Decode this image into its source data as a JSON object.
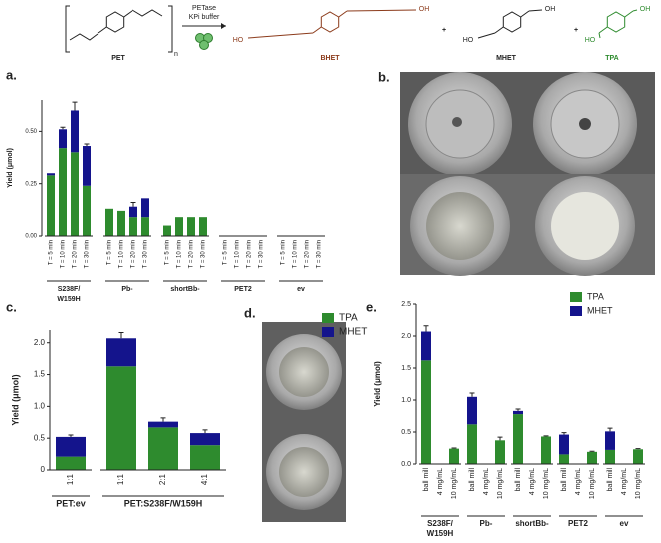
{
  "scheme": {
    "pet": "PET",
    "n": "n",
    "enzyme": "PETase",
    "buffer": "KPi buffer",
    "plus": [
      "+",
      "+"
    ],
    "products": [
      {
        "name": "BHET",
        "color": "#8b3a1a",
        "ends": [
          "HO",
          "OH"
        ]
      },
      {
        "name": "MHET",
        "color": "#222222",
        "ends": [
          "HO",
          "OH"
        ]
      },
      {
        "name": "TPA",
        "color": "#2e8b2e",
        "ends": [
          "HO",
          "OH"
        ]
      }
    ]
  },
  "panels": [
    "a.",
    "b.",
    "c.",
    "d.",
    "e."
  ],
  "chart_data": [
    {
      "type": "bar",
      "stacked": true,
      "ylabel": "Yield (μmol)",
      "ylim": [
        0,
        0.65
      ],
      "yticks": [
        {
          "value": 0,
          "label": "0.00"
        },
        {
          "value": 0.25,
          "label": "0.25"
        },
        {
          "value": 0.5,
          "label": "0.50"
        }
      ],
      "groups": [
        {
          "name": [
            "S238F/",
            "W159H"
          ],
          "categories": [
            "T = 5 min",
            "T = 10 min",
            "T = 20 min",
            "T = 30 min"
          ]
        },
        {
          "name": "Pb-",
          "categories": [
            "T = 5 min",
            "T = 10 min",
            "T = 20 min",
            "T = 30 min"
          ]
        },
        {
          "name": "shortBb-",
          "categories": [
            "T = 5 min",
            "T = 10 min",
            "T = 20 min",
            "T = 30 min"
          ]
        },
        {
          "name": "PET2",
          "categories": [
            "T = 5 min",
            "T = 10 min",
            "T = 20 min",
            "T = 30 min"
          ]
        },
        {
          "name": "ev",
          "categories": [
            "T = 5 min",
            "T = 10 min",
            "T = 20 min",
            "T = 30 min"
          ]
        }
      ],
      "series": [
        {
          "color": "#2e8b2e",
          "values": [
            0.29,
            0.42,
            0.4,
            0.24,
            0.13,
            0.12,
            0.09,
            0.09,
            0.05,
            0.09,
            0.09,
            0.09,
            0,
            0,
            0,
            0,
            0,
            0,
            0,
            0
          ]
        },
        {
          "color": "#14148c",
          "values": [
            0.01,
            0.09,
            0.2,
            0.19,
            0,
            0,
            0.05,
            0.09,
            0,
            0,
            0,
            0,
            0,
            0,
            0,
            0,
            0,
            0,
            0,
            0
          ],
          "errors": [
            null,
            0.01,
            0.04,
            0.01,
            null,
            null,
            0.02,
            null,
            null,
            null,
            null,
            null,
            null,
            null,
            null,
            null,
            null,
            null,
            null,
            null
          ]
        }
      ]
    },
    {
      "type": "bar",
      "stacked": true,
      "ylabel": "Yield (μmol)",
      "ylim": [
        0,
        2.2
      ],
      "legend": "upper right",
      "yticks": [
        0,
        0.5,
        {
          "value": 1,
          "label": "1.0"
        },
        1.5,
        {
          "value": 2,
          "label": "2.0"
        }
      ],
      "groups": [
        {
          "name": "PET:ev",
          "categories": [
            "1:1"
          ]
        },
        {
          "name": "PET:S238F/W159H",
          "categories": [
            "1:1",
            "2:1",
            "4:1"
          ]
        }
      ],
      "series": [
        {
          "name": "TPA",
          "color": "#2e8b2e",
          "values": [
            0.21,
            1.63,
            0.67,
            0.39
          ]
        },
        {
          "name": "MHET",
          "color": "#14148c",
          "values": [
            0.31,
            0.44,
            0.09,
            0.19
          ],
          "errors": [
            0.03,
            0.09,
            0.06,
            0.05
          ]
        }
      ]
    },
    {
      "type": "bar",
      "stacked": true,
      "ylabel": "Yield (μmol)",
      "ylim": [
        0,
        2.5
      ],
      "legend": "upper right",
      "yticks": [
        {
          "value": 0,
          "label": "0.0"
        },
        0.5,
        {
          "value": 1,
          "label": "1.0"
        },
        1.5,
        {
          "value": 2,
          "label": "2.0"
        },
        2.5
      ],
      "groups": [
        {
          "name": [
            "S238F/",
            "W159H"
          ],
          "categories": [
            "ball mill",
            "4 mg/mL",
            "10 mg/mL"
          ]
        },
        {
          "name": "Pb-",
          "categories": [
            "ball mill",
            "4 mg/mL",
            "10 mg/mL"
          ]
        },
        {
          "name": "shortBb-",
          "categories": [
            "ball mill",
            "4 mg/mL",
            "10 mg/mL"
          ]
        },
        {
          "name": "PET2",
          "categories": [
            "ball mill",
            "4 mg/mL",
            "10 mg/mL"
          ]
        },
        {
          "name": "ev",
          "categories": [
            "ball mill",
            "4 mg/mL",
            "10 mg/mL"
          ]
        }
      ],
      "series": [
        {
          "name": "TPA",
          "color": "#2e8b2e",
          "values": [
            1.62,
            0,
            0.24,
            0.62,
            0,
            0.37,
            0.78,
            0,
            0.43,
            0.15,
            0,
            0.19,
            0.22,
            0,
            0.23
          ]
        },
        {
          "name": "MHET",
          "color": "#14148c",
          "values": [
            0.45,
            0,
            0,
            0.43,
            0,
            0,
            0.05,
            0,
            0,
            0.31,
            0,
            0,
            0.29,
            0,
            0
          ],
          "errors": [
            0.09,
            null,
            0.01,
            0.06,
            null,
            0.05,
            0.03,
            null,
            0.01,
            0.03,
            null,
            0.01,
            0.05,
            null,
            0.01
          ]
        }
      ]
    }
  ]
}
__________
(Work instruction) Apart from the pictures, write every entry out again exactly.

(Task solution)
Decode this image into its source data as a JSON object.
{
  "scheme": {
    "pet": "PET",
    "n": "n",
    "enzyme": "PETase",
    "buffer": "KPi buffer",
    "plus": [
      "+",
      "+"
    ],
    "products": [
      {
        "name": "BHET",
        "color": "#8b3a1a",
        "ends": [
          "HO",
          "OH"
        ]
      },
      {
        "name": "MHET",
        "color": "#222222",
        "ends": [
          "HO",
          "OH"
        ]
      },
      {
        "name": "TPA",
        "color": "#2e8b2e",
        "ends": [
          "HO",
          "OH"
        ]
      }
    ]
  },
  "panels": [
    "a.",
    "b.",
    "c.",
    "d.",
    "e."
  ],
  "chart_data": [
    {
      "type": "bar",
      "stacked": true,
      "ylabel": "Yield (μmol)",
      "ylim": [
        0,
        0.65
      ],
      "yticks": [
        {
          "value": 0,
          "label": "0.00"
        },
        {
          "value": 0.25,
          "label": "0.25"
        },
        {
          "value": 0.5,
          "label": "0.50"
        }
      ],
      "groups": [
        {
          "name": [
            "S238F/",
            "W159H"
          ],
          "categories": [
            "T = 5 min",
            "T = 10 min",
            "T = 20 min",
            "T = 30 min"
          ]
        },
        {
          "name": "Pb-",
          "categories": [
            "T = 5 min",
            "T = 10 min",
            "T = 20 min",
            "T = 30 min"
          ]
        },
        {
          "name": "shortBb-",
          "categories": [
            "T = 5 min",
            "T = 10 min",
            "T = 20 min",
            "T = 30 min"
          ]
        },
        {
          "name": "PET2",
          "categories": [
            "T = 5 min",
            "T = 10 min",
            "T = 20 min",
            "T = 30 min"
          ]
        },
        {
          "name": "ev",
          "categories": [
            "T = 5 min",
            "T = 10 min",
            "T = 20 min",
            "T = 30 min"
          ]
        }
      ],
      "series": [
        {
          "color": "#2e8b2e",
          "values": [
            0.29,
            0.42,
            0.4,
            0.24,
            0.13,
            0.12,
            0.09,
            0.09,
            0.05,
            0.09,
            0.09,
            0.09,
            0,
            0,
            0,
            0,
            0,
            0,
            0,
            0
          ]
        },
        {
          "color": "#14148c",
          "values": [
            0.01,
            0.09,
            0.2,
            0.19,
            0,
            0,
            0.05,
            0.09,
            0,
            0,
            0,
            0,
            0,
            0,
            0,
            0,
            0,
            0,
            0,
            0
          ],
          "errors": [
            null,
            0.01,
            0.04,
            0.01,
            null,
            null,
            0.02,
            null,
            null,
            null,
            null,
            null,
            null,
            null,
            null,
            null,
            null,
            null,
            null,
            null
          ]
        }
      ]
    },
    {
      "type": "bar",
      "stacked": true,
      "ylabel": "Yield (μmol)",
      "ylim": [
        0,
        2.2
      ],
      "legend": "upper right",
      "yticks": [
        0,
        0.5,
        {
          "value": 1,
          "label": "1.0"
        },
        1.5,
        {
          "value": 2,
          "label": "2.0"
        }
      ],
      "groups": [
        {
          "name": "PET:ev",
          "categories": [
            "1:1"
          ]
        },
        {
          "name": "PET:S238F/W159H",
          "categories": [
            "1:1",
            "2:1",
            "4:1"
          ]
        }
      ],
      "series": [
        {
          "name": "TPA",
          "color": "#2e8b2e",
          "values": [
            0.21,
            1.63,
            0.67,
            0.39
          ]
        },
        {
          "name": "MHET",
          "color": "#14148c",
          "values": [
            0.31,
            0.44,
            0.09,
            0.19
          ],
          "errors": [
            0.03,
            0.09,
            0.06,
            0.05
          ]
        }
      ]
    },
    {
      "type": "bar",
      "stacked": true,
      "ylabel": "Yield (μmol)",
      "ylim": [
        0,
        2.5
      ],
      "legend": "upper right",
      "yticks": [
        {
          "value": 0,
          "label": "0.0"
        },
        0.5,
        {
          "value": 1,
          "label": "1.0"
        },
        1.5,
        {
          "value": 2,
          "label": "2.0"
        },
        2.5
      ],
      "groups": [
        {
          "name": [
            "S238F/",
            "W159H"
          ],
          "categories": [
            "ball mill",
            "4 mg/mL",
            "10 mg/mL"
          ]
        },
        {
          "name": "Pb-",
          "categories": [
            "ball mill",
            "4 mg/mL",
            "10 mg/mL"
          ]
        },
        {
          "name": "shortBb-",
          "categories": [
            "ball mill",
            "4 mg/mL",
            "10 mg/mL"
          ]
        },
        {
          "name": "PET2",
          "categories": [
            "ball mill",
            "4 mg/mL",
            "10 mg/mL"
          ]
        },
        {
          "name": "ev",
          "categories": [
            "ball mill",
            "4 mg/mL",
            "10 mg/mL"
          ]
        }
      ],
      "series": [
        {
          "name": "TPA",
          "color": "#2e8b2e",
          "values": [
            1.62,
            0,
            0.24,
            0.62,
            0,
            0.37,
            0.78,
            0,
            0.43,
            0.15,
            0,
            0.19,
            0.22,
            0,
            0.23
          ]
        },
        {
          "name": "MHET",
          "color": "#14148c",
          "values": [
            0.45,
            0,
            0,
            0.43,
            0,
            0,
            0.05,
            0,
            0,
            0.31,
            0,
            0,
            0.29,
            0,
            0
          ],
          "errors": [
            0.09,
            null,
            0.01,
            0.06,
            null,
            0.05,
            0.03,
            null,
            0.01,
            0.03,
            null,
            0.01,
            0.05,
            null,
            0.01
          ]
        }
      ]
    }
  ]
}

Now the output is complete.